#### RECORD SET

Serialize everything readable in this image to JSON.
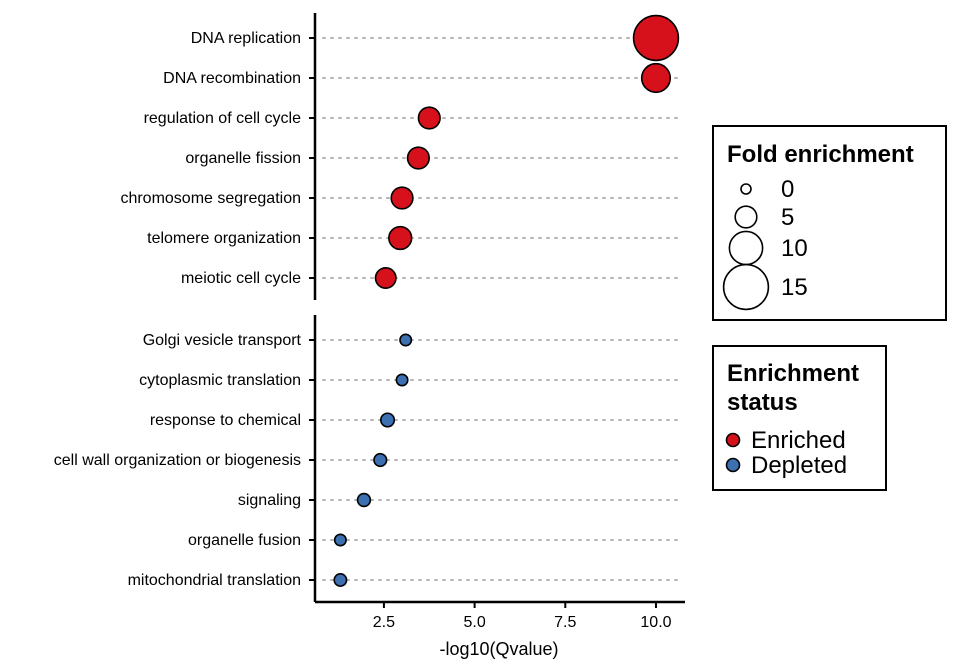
{
  "chart_data": {
    "type": "scatter",
    "xlabel": "-log10(Qvalue)",
    "xlim": [
      0.6,
      10.8
    ],
    "xticks": [
      2.5,
      5.0,
      7.5,
      10.0
    ],
    "xtick_labels": [
      "2.5",
      "5.0",
      "7.5",
      "10.0"
    ],
    "grid": "dotted horizontal guide per category",
    "panels": [
      {
        "status": "Enriched",
        "points": [
          {
            "term": "DNA replication",
            "x": 10.0,
            "fold": 15.0
          },
          {
            "term": "DNA recombination",
            "x": 10.0,
            "fold": 8.0
          },
          {
            "term": "regulation of cell cycle",
            "x": 3.75,
            "fold": 5.0
          },
          {
            "term": "organelle fission",
            "x": 3.45,
            "fold": 5.0
          },
          {
            "term": "chromosome segregation",
            "x": 3.0,
            "fold": 5.0
          },
          {
            "term": "telomere organization",
            "x": 2.95,
            "fold": 5.5
          },
          {
            "term": "meiotic cell cycle",
            "x": 2.55,
            "fold": 4.5
          }
        ]
      },
      {
        "status": "Depleted",
        "points": [
          {
            "term": "Golgi vesicle transport",
            "x": 3.1,
            "fold": 0.6
          },
          {
            "term": "cytoplasmic translation",
            "x": 3.0,
            "fold": 0.6
          },
          {
            "term": "response to chemical",
            "x": 2.6,
            "fold": 1.5
          },
          {
            "term": "cell wall organization or biogenesis",
            "x": 2.4,
            "fold": 1.1
          },
          {
            "term": "signaling",
            "x": 1.95,
            "fold": 1.2
          },
          {
            "term": "organelle fusion",
            "x": 1.3,
            "fold": 0.6
          },
          {
            "term": "mitochondrial translation",
            "x": 1.3,
            "fold": 1.0
          }
        ]
      }
    ],
    "legends": {
      "size": {
        "title": "Fold enrichment",
        "values": [
          0,
          5,
          10,
          15
        ],
        "labels": [
          "0",
          "5",
          "10",
          "15"
        ]
      },
      "color": {
        "title": "Enrichment status",
        "title_lines": [
          "Enrichment",
          "status"
        ],
        "items": [
          {
            "label": "Enriched",
            "color": "#d7111b"
          },
          {
            "label": "Depleted",
            "color": "#3d70b1"
          }
        ]
      },
      "placement": "right"
    },
    "colors": {
      "Enriched": "#d7111b",
      "Depleted": "#3d70b1",
      "guide": "#b5b5b5"
    }
  }
}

########

ABOUT THIS EXERCISE. Find the string "guide" in the lines above and count those lines. Give only that count.

RESPONSE BELOW. 2